Requirements:
Using the records below, count the lines with "diamond" in them. Give the number only.
[START Recorded data]
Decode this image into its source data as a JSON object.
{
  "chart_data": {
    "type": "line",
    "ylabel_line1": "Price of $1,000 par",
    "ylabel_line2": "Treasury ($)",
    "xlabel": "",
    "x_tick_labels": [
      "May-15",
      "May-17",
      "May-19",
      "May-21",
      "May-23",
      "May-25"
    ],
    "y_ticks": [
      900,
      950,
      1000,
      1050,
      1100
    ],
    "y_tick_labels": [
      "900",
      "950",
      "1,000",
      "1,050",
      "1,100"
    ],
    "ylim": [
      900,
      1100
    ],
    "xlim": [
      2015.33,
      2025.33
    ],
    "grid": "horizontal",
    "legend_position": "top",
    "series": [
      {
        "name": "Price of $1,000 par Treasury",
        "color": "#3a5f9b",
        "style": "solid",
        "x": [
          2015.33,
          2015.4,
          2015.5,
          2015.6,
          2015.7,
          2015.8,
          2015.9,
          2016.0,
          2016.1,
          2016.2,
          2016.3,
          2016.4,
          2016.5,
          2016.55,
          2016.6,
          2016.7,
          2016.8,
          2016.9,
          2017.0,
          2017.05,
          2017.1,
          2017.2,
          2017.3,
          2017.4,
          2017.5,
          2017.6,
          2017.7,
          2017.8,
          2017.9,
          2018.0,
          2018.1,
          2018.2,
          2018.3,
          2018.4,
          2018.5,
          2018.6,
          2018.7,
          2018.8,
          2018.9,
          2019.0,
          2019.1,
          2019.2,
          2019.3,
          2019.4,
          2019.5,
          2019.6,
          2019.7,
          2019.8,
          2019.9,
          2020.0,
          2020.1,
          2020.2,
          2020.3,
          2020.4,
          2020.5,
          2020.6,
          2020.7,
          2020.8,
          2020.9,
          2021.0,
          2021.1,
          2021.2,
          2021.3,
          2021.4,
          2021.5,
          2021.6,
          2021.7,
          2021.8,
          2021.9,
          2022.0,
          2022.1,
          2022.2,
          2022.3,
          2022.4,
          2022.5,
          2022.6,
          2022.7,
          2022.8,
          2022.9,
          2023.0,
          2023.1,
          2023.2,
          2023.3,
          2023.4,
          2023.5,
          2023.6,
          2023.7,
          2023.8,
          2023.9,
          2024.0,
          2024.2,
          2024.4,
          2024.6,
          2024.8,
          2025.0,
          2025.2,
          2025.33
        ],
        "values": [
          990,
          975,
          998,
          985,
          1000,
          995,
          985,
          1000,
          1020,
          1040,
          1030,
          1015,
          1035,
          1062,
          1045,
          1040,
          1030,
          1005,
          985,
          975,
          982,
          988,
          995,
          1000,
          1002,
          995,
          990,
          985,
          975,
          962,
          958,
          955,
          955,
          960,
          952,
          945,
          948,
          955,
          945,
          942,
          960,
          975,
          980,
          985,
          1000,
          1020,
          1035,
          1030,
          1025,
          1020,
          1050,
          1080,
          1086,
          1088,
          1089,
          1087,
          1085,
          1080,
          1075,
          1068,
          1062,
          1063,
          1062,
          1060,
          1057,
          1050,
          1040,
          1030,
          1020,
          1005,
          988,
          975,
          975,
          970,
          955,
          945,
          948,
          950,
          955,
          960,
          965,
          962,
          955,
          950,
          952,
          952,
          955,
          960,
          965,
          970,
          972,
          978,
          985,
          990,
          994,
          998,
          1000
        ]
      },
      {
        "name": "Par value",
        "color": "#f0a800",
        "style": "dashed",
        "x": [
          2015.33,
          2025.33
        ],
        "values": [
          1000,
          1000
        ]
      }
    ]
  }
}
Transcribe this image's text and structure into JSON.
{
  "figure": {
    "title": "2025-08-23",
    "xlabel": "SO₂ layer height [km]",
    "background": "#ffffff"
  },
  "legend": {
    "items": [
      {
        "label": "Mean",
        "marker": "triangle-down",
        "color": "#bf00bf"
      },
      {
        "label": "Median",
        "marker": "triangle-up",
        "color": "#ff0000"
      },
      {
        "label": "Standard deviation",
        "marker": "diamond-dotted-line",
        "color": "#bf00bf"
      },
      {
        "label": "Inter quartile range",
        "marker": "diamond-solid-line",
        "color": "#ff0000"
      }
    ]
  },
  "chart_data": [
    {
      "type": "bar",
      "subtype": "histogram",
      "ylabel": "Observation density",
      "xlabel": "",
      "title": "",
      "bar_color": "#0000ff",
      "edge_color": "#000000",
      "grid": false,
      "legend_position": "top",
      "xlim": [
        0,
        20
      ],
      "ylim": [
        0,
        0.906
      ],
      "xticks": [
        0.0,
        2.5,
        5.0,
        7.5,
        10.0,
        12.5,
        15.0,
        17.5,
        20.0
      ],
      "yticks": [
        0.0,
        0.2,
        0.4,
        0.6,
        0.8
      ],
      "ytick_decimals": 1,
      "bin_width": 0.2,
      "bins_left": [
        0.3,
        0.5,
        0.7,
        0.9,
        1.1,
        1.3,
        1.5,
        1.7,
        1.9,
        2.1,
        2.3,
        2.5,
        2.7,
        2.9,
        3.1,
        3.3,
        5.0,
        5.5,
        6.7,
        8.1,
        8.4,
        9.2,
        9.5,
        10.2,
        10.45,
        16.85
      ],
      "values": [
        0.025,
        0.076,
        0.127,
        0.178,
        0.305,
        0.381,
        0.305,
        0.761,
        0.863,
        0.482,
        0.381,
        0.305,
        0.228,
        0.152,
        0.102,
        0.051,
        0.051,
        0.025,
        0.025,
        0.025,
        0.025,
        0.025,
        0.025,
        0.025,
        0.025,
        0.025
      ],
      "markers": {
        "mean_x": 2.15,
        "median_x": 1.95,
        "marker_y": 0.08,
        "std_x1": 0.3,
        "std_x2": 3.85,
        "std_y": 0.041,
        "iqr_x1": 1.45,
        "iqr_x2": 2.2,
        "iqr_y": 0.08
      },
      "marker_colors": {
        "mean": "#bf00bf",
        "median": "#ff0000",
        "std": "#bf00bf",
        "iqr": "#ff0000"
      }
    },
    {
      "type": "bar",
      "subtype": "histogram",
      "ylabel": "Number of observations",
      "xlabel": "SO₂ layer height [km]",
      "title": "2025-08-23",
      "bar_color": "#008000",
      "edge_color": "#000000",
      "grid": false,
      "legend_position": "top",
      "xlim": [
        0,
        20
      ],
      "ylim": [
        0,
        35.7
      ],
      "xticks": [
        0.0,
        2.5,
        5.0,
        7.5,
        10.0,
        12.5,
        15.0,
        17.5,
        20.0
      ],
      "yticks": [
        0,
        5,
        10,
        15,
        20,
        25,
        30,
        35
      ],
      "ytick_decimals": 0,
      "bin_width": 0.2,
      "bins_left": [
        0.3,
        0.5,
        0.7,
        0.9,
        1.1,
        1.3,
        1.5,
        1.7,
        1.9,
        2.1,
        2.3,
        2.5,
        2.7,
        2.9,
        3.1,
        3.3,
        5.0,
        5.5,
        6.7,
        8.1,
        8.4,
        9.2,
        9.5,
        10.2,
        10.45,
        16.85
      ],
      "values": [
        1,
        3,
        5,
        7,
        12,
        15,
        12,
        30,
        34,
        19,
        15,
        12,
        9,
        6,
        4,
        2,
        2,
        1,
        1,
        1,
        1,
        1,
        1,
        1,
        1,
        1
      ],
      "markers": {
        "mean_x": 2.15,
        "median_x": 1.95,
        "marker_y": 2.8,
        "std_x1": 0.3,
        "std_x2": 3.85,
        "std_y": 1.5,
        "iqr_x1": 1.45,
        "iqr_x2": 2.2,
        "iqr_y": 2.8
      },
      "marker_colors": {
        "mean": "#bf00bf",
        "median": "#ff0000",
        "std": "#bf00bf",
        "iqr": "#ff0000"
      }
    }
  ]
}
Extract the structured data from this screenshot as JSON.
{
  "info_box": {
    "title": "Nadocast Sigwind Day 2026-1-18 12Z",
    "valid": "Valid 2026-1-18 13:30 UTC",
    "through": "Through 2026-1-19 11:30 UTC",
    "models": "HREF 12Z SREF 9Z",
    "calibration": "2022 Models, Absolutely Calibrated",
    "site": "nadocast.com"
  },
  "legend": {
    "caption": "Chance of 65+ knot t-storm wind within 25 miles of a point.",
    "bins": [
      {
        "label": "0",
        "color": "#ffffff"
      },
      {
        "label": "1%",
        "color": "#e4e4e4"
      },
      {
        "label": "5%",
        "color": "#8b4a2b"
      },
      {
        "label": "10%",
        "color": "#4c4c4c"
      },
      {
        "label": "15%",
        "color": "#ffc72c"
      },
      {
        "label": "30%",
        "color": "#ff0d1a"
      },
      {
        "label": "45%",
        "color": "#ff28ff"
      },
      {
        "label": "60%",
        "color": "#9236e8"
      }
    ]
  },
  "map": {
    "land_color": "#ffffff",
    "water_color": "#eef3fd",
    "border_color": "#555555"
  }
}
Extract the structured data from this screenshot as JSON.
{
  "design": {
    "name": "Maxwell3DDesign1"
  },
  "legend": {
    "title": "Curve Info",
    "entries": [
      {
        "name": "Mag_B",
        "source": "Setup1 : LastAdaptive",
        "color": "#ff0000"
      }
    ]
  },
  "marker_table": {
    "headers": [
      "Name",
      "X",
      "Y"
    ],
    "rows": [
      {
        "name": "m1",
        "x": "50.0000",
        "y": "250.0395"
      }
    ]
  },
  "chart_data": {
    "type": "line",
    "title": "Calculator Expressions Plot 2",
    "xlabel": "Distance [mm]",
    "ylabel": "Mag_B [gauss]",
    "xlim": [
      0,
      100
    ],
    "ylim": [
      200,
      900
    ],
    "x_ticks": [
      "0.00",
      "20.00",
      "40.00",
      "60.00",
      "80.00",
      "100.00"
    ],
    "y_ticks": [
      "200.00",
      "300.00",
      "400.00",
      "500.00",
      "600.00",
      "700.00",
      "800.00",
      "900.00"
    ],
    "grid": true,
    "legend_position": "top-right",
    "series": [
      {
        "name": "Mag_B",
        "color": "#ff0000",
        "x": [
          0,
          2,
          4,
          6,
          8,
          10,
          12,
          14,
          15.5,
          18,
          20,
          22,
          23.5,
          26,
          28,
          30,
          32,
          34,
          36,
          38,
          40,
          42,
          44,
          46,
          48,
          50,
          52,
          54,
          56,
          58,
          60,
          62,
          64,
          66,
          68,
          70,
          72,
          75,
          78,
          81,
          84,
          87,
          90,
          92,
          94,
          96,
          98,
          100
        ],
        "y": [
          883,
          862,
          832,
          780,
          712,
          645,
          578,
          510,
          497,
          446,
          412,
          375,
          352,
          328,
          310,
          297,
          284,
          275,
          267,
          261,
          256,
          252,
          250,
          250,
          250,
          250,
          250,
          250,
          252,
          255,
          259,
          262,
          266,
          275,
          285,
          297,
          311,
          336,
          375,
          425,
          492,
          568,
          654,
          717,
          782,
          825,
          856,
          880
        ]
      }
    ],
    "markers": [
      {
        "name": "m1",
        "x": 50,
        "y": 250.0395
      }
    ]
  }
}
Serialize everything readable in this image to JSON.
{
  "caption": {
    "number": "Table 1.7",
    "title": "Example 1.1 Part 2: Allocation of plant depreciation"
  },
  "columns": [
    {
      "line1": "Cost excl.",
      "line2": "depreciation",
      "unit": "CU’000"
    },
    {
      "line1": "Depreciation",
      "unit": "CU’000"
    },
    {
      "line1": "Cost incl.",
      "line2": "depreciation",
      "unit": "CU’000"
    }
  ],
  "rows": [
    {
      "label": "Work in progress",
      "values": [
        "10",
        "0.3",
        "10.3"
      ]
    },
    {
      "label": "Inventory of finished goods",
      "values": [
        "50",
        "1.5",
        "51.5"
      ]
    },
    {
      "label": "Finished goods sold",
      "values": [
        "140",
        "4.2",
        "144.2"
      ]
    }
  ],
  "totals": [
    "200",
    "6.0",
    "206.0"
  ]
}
[END Recorded data]
Output of the task:
2